╭─ RECORDS SUPPLIED

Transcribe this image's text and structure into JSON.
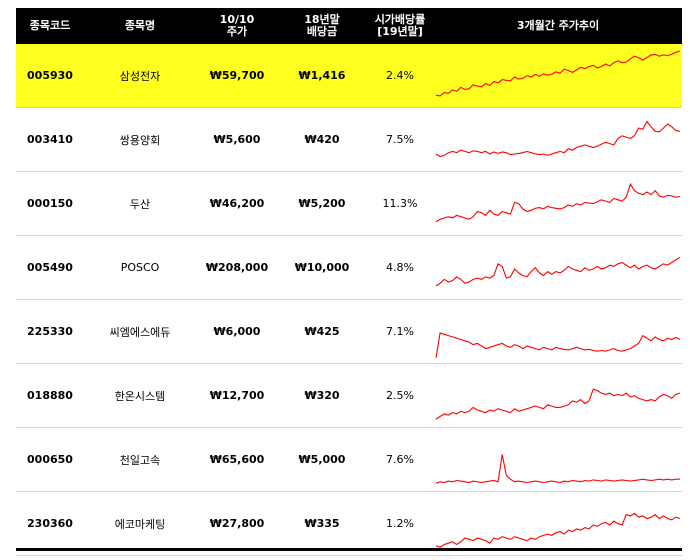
{
  "headers": {
    "code": "종목코드",
    "name": "종목명",
    "price": "10/10\n주가",
    "dividend": "18년말\n배당금",
    "yield": "시가배당률\n[19년말]",
    "trend": "3개월간 주가추이"
  },
  "rows": [
    {
      "code": "005930",
      "name": "삼성전자",
      "price": "₩59,700",
      "dividend": "₩1,416",
      "yield": "2.4%",
      "trend": [
        12,
        11,
        16,
        15,
        20,
        18,
        24,
        21,
        22,
        28,
        26,
        25,
        30,
        27,
        33,
        31,
        36,
        35,
        34,
        40,
        37,
        38,
        42,
        40,
        44,
        41,
        45,
        43,
        44,
        48,
        46,
        52,
        50,
        47,
        51,
        55,
        53,
        56,
        58,
        54,
        56,
        60,
        57,
        62,
        65,
        62,
        63,
        68,
        72,
        70,
        66,
        70,
        74,
        75,
        72,
        74,
        73,
        75,
        78,
        80
      ]
    },
    {
      "code": "003410",
      "name": "쌍용양회",
      "price": "₩5,600",
      "dividend": "₩420",
      "yield": "7.5%",
      "trend": [
        20,
        16,
        18,
        22,
        24,
        22,
        26,
        24,
        22,
        25,
        24,
        22,
        24,
        20,
        23,
        21,
        23,
        22,
        19,
        20,
        21,
        22,
        24,
        22,
        20,
        19,
        20,
        18,
        20,
        22,
        24,
        22,
        28,
        26,
        30,
        32,
        34,
        32,
        30,
        32,
        35,
        38,
        36,
        34,
        44,
        48,
        46,
        44,
        48,
        60,
        58,
        70,
        62,
        55,
        54,
        60,
        66,
        62,
        56,
        55
      ]
    },
    {
      "code": "000150",
      "name": "두산",
      "price": "₩46,200",
      "dividend": "₩5,200",
      "yield": "11.3%",
      "trend": [
        14,
        18,
        20,
        22,
        20,
        24,
        22,
        20,
        18,
        22,
        30,
        28,
        24,
        32,
        26,
        24,
        30,
        28,
        26,
        44,
        42,
        34,
        30,
        32,
        35,
        36,
        34,
        38,
        36,
        35,
        34,
        36,
        40,
        38,
        42,
        40,
        44,
        43,
        42,
        45,
        48,
        46,
        44,
        50,
        48,
        46,
        52,
        72,
        62,
        58,
        56,
        60,
        56,
        62,
        54,
        52,
        55,
        54,
        52,
        53
      ]
    },
    {
      "code": "005490",
      "name": "POSCO",
      "price": "₩208,000",
      "dividend": "₩10,000",
      "yield": "4.8%",
      "trend": [
        14,
        18,
        24,
        20,
        22,
        28,
        24,
        18,
        20,
        24,
        26,
        24,
        28,
        26,
        30,
        48,
        44,
        26,
        28,
        40,
        34,
        30,
        28,
        36,
        42,
        34,
        30,
        36,
        32,
        36,
        34,
        38,
        44,
        40,
        38,
        36,
        42,
        38,
        40,
        44,
        40,
        42,
        46,
        44,
        48,
        50,
        46,
        42,
        46,
        40,
        44,
        46,
        42,
        40,
        44,
        48,
        46,
        50,
        54,
        58
      ]
    },
    {
      "code": "225330",
      "name": "씨엠에스에듀",
      "price": "₩6,000",
      "dividend": "₩425",
      "yield": "7.1%",
      "trend": [
        2,
        40,
        38,
        36,
        34,
        32,
        30,
        28,
        26,
        22,
        24,
        20,
        16,
        18,
        20,
        22,
        24,
        20,
        18,
        22,
        20,
        16,
        20,
        18,
        16,
        14,
        18,
        16,
        14,
        18,
        16,
        15,
        14,
        16,
        18,
        16,
        14,
        15,
        13,
        12,
        13,
        12,
        14,
        16,
        13,
        12,
        14,
        16,
        20,
        24,
        36,
        32,
        28,
        34,
        30,
        28,
        32,
        30,
        33,
        30
      ]
    },
    {
      "code": "018880",
      "name": "한온시스템",
      "price": "₩12,700",
      "dividend": "₩320",
      "yield": "2.5%",
      "trend": [
        6,
        10,
        14,
        12,
        16,
        14,
        18,
        16,
        18,
        24,
        20,
        18,
        16,
        20,
        18,
        22,
        20,
        18,
        16,
        22,
        18,
        20,
        22,
        24,
        26,
        24,
        22,
        28,
        26,
        24,
        24,
        26,
        28,
        34,
        32,
        36,
        30,
        34,
        52,
        50,
        46,
        44,
        46,
        42,
        44,
        42,
        46,
        40,
        42,
        38,
        36,
        34,
        36,
        34,
        40,
        44,
        42,
        38,
        44,
        46
      ]
    },
    {
      "code": "000650",
      "name": "천일고속",
      "price": "₩65,600",
      "dividend": "₩5,000",
      "yield": "7.6%",
      "trend": [
        6,
        8,
        7,
        9,
        8,
        10,
        9,
        8,
        7,
        9,
        8,
        7,
        8,
        9,
        10,
        8,
        50,
        18,
        12,
        8,
        9,
        8,
        7,
        8,
        9,
        8,
        7,
        8,
        9,
        8,
        7,
        9,
        8,
        10,
        9,
        8,
        10,
        9,
        11,
        10,
        9,
        11,
        10,
        9,
        10,
        11,
        10,
        9,
        10,
        11,
        12,
        11,
        10,
        11,
        12,
        11,
        12,
        11,
        12,
        12
      ]
    },
    {
      "code": "230360",
      "name": "에코마케팅",
      "price": "₩27,800",
      "dividend": "₩335",
      "yield": "1.2%",
      "trend": [
        8,
        6,
        10,
        12,
        14,
        10,
        14,
        20,
        18,
        16,
        20,
        18,
        16,
        12,
        20,
        18,
        22,
        20,
        18,
        22,
        20,
        18,
        16,
        20,
        18,
        22,
        24,
        26,
        24,
        28,
        30,
        26,
        32,
        30,
        34,
        32,
        36,
        34,
        40,
        38,
        42,
        44,
        40,
        46,
        42,
        40,
        56,
        54,
        58,
        52,
        54,
        50,
        52,
        56,
        50,
        54,
        50,
        48,
        52,
        50
      ]
    }
  ],
  "highlight_index": 0,
  "colors": {
    "header_bg": "#000000",
    "highlight_bg": "#ffff1f",
    "line": "#ff0000"
  }
}
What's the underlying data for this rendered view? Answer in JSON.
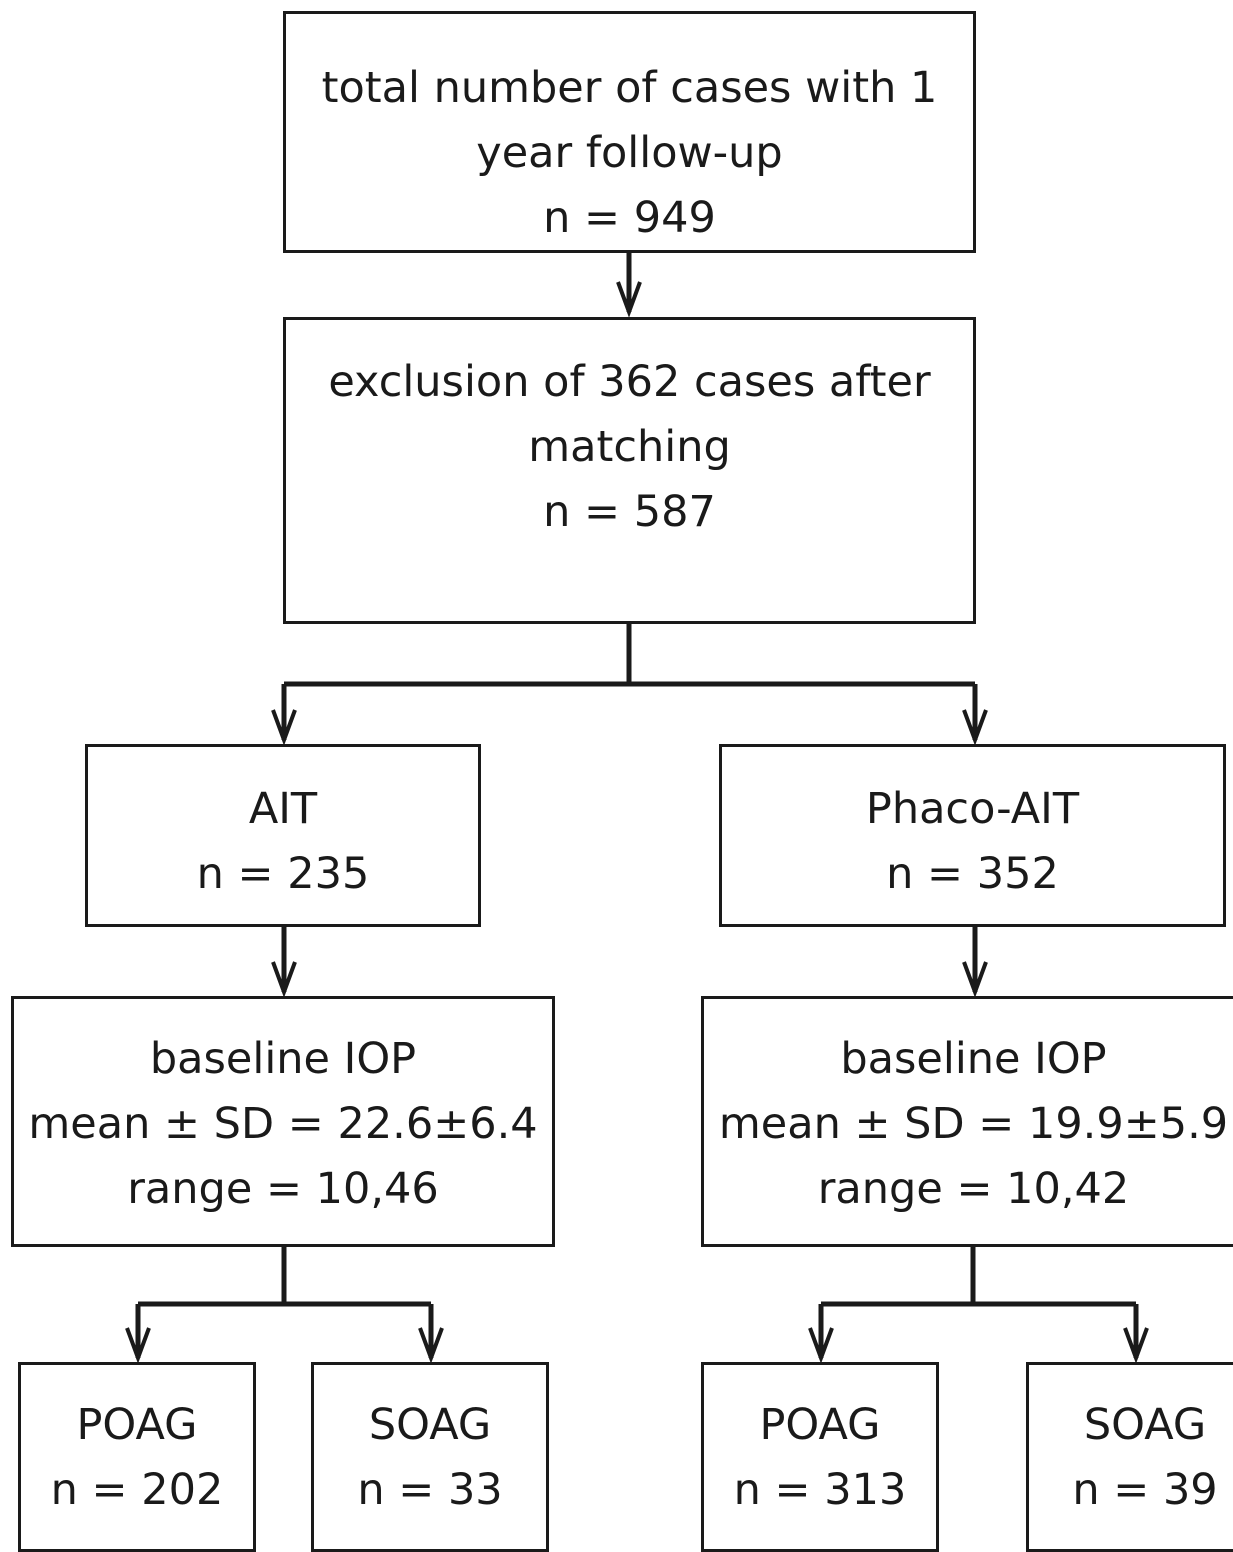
{
  "flowchart": {
    "total": {
      "line1": "total number of cases with 1",
      "line2": "year follow-up",
      "count": "n = 949"
    },
    "matched": {
      "line1": "exclusion of 362 cases after",
      "line2": "matching",
      "count": "n = 587"
    },
    "ait": {
      "label": "AIT",
      "count": "n = 235",
      "baseline": {
        "title": "baseline IOP",
        "mean": "mean ± SD = 22.6±6.4",
        "range": "range = 10,46"
      },
      "poag": {
        "label": "POAG",
        "count": "n = 202"
      },
      "soag": {
        "label": "SOAG",
        "count": "n = 33"
      }
    },
    "phaco_ait": {
      "label": "Phaco-AIT",
      "count": "n = 352",
      "baseline": {
        "title": "baseline IOP",
        "mean": "mean ± SD = 19.9±5.9",
        "range": "range = 10,42"
      },
      "poag": {
        "label": "POAG",
        "count": "n = 313"
      },
      "soag": {
        "label": "SOAG",
        "count": "n = 39"
      }
    }
  }
}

╰─

→ **EXERCISE PROMPT**: Output, exactly, all the records above; include no pictures.

→ **FINISHED TASK**:
Transcribe this image's text and structure into JSON.
{
  "headers": {
    "code": "종목코드",
    "name": "종목명",
    "price": "10/10\n주가",
    "dividend": "18년말\n배당금",
    "yield": "시가배당률\n[19년말]",
    "trend": "3개월간 주가추이"
  },
  "rows": [
    {
      "code": "005930",
      "name": "삼성전자",
      "price": "₩59,700",
      "dividend": "₩1,416",
      "yield": "2.4%",
      "trend": [
        12,
        11,
        16,
        15,
        20,
        18,
        24,
        21,
        22,
        28,
        26,
        25,
        30,
        27,
        33,
        31,
        36,
        35,
        34,
        40,
        37,
        38,
        42,
        40,
        44,
        41,
        45,
        43,
        44,
        48,
        46,
        52,
        50,
        47,
        51,
        55,
        53,
        56,
        58,
        54,
        56,
        60,
        57,
        62,
        65,
        62,
        63,
        68,
        72,
        70,
        66,
        70,
        74,
        75,
        72,
        74,
        73,
        75,
        78,
        80
      ]
    },
    {
      "code": "003410",
      "name": "쌍용양회",
      "price": "₩5,600",
      "dividend": "₩420",
      "yield": "7.5%",
      "trend": [
        20,
        16,
        18,
        22,
        24,
        22,
        26,
        24,
        22,
        25,
        24,
        22,
        24,
        20,
        23,
        21,
        23,
        22,
        19,
        20,
        21,
        22,
        24,
        22,
        20,
        19,
        20,
        18,
        20,
        22,
        24,
        22,
        28,
        26,
        30,
        32,
        34,
        32,
        30,
        32,
        35,
        38,
        36,
        34,
        44,
        48,
        46,
        44,
        48,
        60,
        58,
        70,
        62,
        55,
        54,
        60,
        66,
        62,
        56,
        55
      ]
    },
    {
      "code": "000150",
      "name": "두산",
      "price": "₩46,200",
      "dividend": "₩5,200",
      "yield": "11.3%",
      "trend": [
        14,
        18,
        20,
        22,
        20,
        24,
        22,
        20,
        18,
        22,
        30,
        28,
        24,
        32,
        26,
        24,
        30,
        28,
        26,
        44,
        42,
        34,
        30,
        32,
        35,
        36,
        34,
        38,
        36,
        35,
        34,
        36,
        40,
        38,
        42,
        40,
        44,
        43,
        42,
        45,
        48,
        46,
        44,
        50,
        48,
        46,
        52,
        72,
        62,
        58,
        56,
        60,
        56,
        62,
        54,
        52,
        55,
        54,
        52,
        53
      ]
    },
    {
      "code": "005490",
      "name": "POSCO",
      "price": "₩208,000",
      "dividend": "₩10,000",
      "yield": "4.8%",
      "trend": [
        14,
        18,
        24,
        20,
        22,
        28,
        24,
        18,
        20,
        24,
        26,
        24,
        28,
        26,
        30,
        48,
        44,
        26,
        28,
        40,
        34,
        30,
        28,
        36,
        42,
        34,
        30,
        36,
        32,
        36,
        34,
        38,
        44,
        40,
        38,
        36,
        42,
        38,
        40,
        44,
        40,
        42,
        46,
        44,
        48,
        50,
        46,
        42,
        46,
        40,
        44,
        46,
        42,
        40,
        44,
        48,
        46,
        50,
        54,
        58
      ]
    },
    {
      "code": "225330",
      "name": "씨엠에스에듀",
      "price": "₩6,000",
      "dividend": "₩425",
      "yield": "7.1%",
      "trend": [
        2,
        40,
        38,
        36,
        34,
        32,
        30,
        28,
        26,
        22,
        24,
        20,
        16,
        18,
        20,
        22,
        24,
        20,
        18,
        22,
        20,
        16,
        20,
        18,
        16,
        14,
        18,
        16,
        14,
        18,
        16,
        15,
        14,
        16,
        18,
        16,
        14,
        15,
        13,
        12,
        13,
        12,
        14,
        16,
        13,
        12,
        14,
        16,
        20,
        24,
        36,
        32,
        28,
        34,
        30,
        28,
        32,
        30,
        33,
        30
      ]
    },
    {
      "code": "018880",
      "name": "한온시스템",
      "price": "₩12,700",
      "dividend": "₩320",
      "yield": "2.5%",
      "trend": [
        6,
        10,
        14,
        12,
        16,
        14,
        18,
        16,
        18,
        24,
        20,
        18,
        16,
        20,
        18,
        22,
        20,
        18,
        16,
        22,
        18,
        20,
        22,
        24,
        26,
        24,
        22,
        28,
        26,
        24,
        24,
        26,
        28,
        34,
        32,
        36,
        30,
        34,
        52,
        50,
        46,
        44,
        46,
        42,
        44,
        42,
        46,
        40,
        42,
        38,
        36,
        34,
        36,
        34,
        40,
        44,
        42,
        38,
        44,
        46
      ]
    },
    {
      "code": "000650",
      "name": "천일고속",
      "price": "₩65,600",
      "dividend": "₩5,000",
      "yield": "7.6%",
      "trend": [
        6,
        8,
        7,
        9,
        8,
        10,
        9,
        8,
        7,
        9,
        8,
        7,
        8,
        9,
        10,
        8,
        50,
        18,
        12,
        8,
        9,
        8,
        7,
        8,
        9,
        8,
        7,
        8,
        9,
        8,
        7,
        9,
        8,
        10,
        9,
        8,
        10,
        9,
        11,
        10,
        9,
        11,
        10,
        9,
        10,
        11,
        10,
        9,
        10,
        11,
        12,
        11,
        10,
        11,
        12,
        11,
        12,
        11,
        12,
        12
      ]
    },
    {
      "code": "230360",
      "name": "에코마케팅",
      "price": "₩27,800",
      "dividend": "₩335",
      "yield": "1.2%",
      "trend": [
        8,
        6,
        10,
        12,
        14,
        10,
        14,
        20,
        18,
        16,
        20,
        18,
        16,
        12,
        20,
        18,
        22,
        20,
        18,
        22,
        20,
        18,
        16,
        20,
        18,
        22,
        24,
        26,
        24,
        28,
        30,
        26,
        32,
        30,
        34,
        32,
        36,
        34,
        40,
        38,
        42,
        44,
        40,
        46,
        42,
        40,
        56,
        54,
        58,
        52,
        54,
        50,
        52,
        56,
        50,
        54,
        50,
        48,
        52,
        50
      ]
    }
  ],
  "highlight_index": 0,
  "colors": {
    "header_bg": "#000000",
    "highlight_bg": "#ffff1f",
    "line": "#ff0000"
  }
}
What's the underlying data for this rendered view? Answer in JSON.
{
  "flowchart": {
    "total": {
      "line1": "total number of cases with 1",
      "line2": "year follow-up",
      "count": "n = 949"
    },
    "matched": {
      "line1": "exclusion of 362 cases after",
      "line2": "matching",
      "count": "n = 587"
    },
    "ait": {
      "label": "AIT",
      "count": "n = 235",
      "baseline": {
        "title": "baseline IOP",
        "mean": "mean ± SD = 22.6±6.4",
        "range": "range = 10,46"
      },
      "poag": {
        "label": "POAG",
        "count": "n = 202"
      },
      "soag": {
        "label": "SOAG",
        "count": "n = 33"
      }
    },
    "phaco_ait": {
      "label": "Phaco-AIT",
      "count": "n = 352",
      "baseline": {
        "title": "baseline IOP",
        "mean": "mean ± SD = 19.9±5.9",
        "range": "range = 10,42"
      },
      "poag": {
        "label": "POAG",
        "count": "n = 313"
      },
      "soag": {
        "label": "SOAG",
        "count": "n = 39"
      }
    }
  }
}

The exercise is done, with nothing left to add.